___ Input material

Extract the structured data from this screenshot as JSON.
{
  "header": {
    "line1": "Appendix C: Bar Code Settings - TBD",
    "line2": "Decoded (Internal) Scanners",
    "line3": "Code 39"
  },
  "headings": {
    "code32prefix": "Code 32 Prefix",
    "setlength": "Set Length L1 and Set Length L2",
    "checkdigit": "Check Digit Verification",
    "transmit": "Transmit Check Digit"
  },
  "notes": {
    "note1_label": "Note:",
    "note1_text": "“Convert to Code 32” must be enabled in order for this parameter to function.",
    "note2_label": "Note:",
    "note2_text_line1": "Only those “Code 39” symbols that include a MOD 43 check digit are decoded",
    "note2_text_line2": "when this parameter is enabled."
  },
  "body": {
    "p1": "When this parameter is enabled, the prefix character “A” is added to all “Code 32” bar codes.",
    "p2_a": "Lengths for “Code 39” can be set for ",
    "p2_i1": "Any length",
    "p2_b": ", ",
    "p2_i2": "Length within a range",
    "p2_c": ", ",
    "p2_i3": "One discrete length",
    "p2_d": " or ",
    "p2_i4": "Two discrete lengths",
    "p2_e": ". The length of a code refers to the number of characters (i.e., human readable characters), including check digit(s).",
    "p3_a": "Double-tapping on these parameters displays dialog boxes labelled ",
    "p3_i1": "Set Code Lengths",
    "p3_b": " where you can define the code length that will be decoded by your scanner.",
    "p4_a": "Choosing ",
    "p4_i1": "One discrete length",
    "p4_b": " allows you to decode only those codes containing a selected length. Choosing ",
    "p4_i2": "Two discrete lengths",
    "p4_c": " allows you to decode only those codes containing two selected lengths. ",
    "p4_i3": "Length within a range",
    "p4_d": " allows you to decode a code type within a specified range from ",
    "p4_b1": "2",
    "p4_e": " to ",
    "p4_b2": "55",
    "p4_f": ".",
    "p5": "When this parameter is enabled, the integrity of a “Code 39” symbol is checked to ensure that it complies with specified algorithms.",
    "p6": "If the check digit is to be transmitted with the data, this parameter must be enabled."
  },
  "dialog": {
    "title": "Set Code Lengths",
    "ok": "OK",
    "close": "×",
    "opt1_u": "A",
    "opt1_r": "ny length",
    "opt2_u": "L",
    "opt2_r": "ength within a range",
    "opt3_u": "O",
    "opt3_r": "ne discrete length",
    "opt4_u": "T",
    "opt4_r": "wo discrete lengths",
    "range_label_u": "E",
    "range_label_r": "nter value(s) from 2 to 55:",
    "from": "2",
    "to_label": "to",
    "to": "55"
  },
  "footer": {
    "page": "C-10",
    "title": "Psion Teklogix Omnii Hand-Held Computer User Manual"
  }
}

______

> Objective
Filter for "discrete". Return all lines that hold it.

> Answer for this exercise
    "p2_i3": "One discrete length",
    "p2_i4": "Two discrete lengths",
    "p4_i1": "One discrete length",
    "p4_i2": "Two discrete lengths",
    "opt3_r": "ne discrete length",
    "opt4_r": "wo discrete lengths",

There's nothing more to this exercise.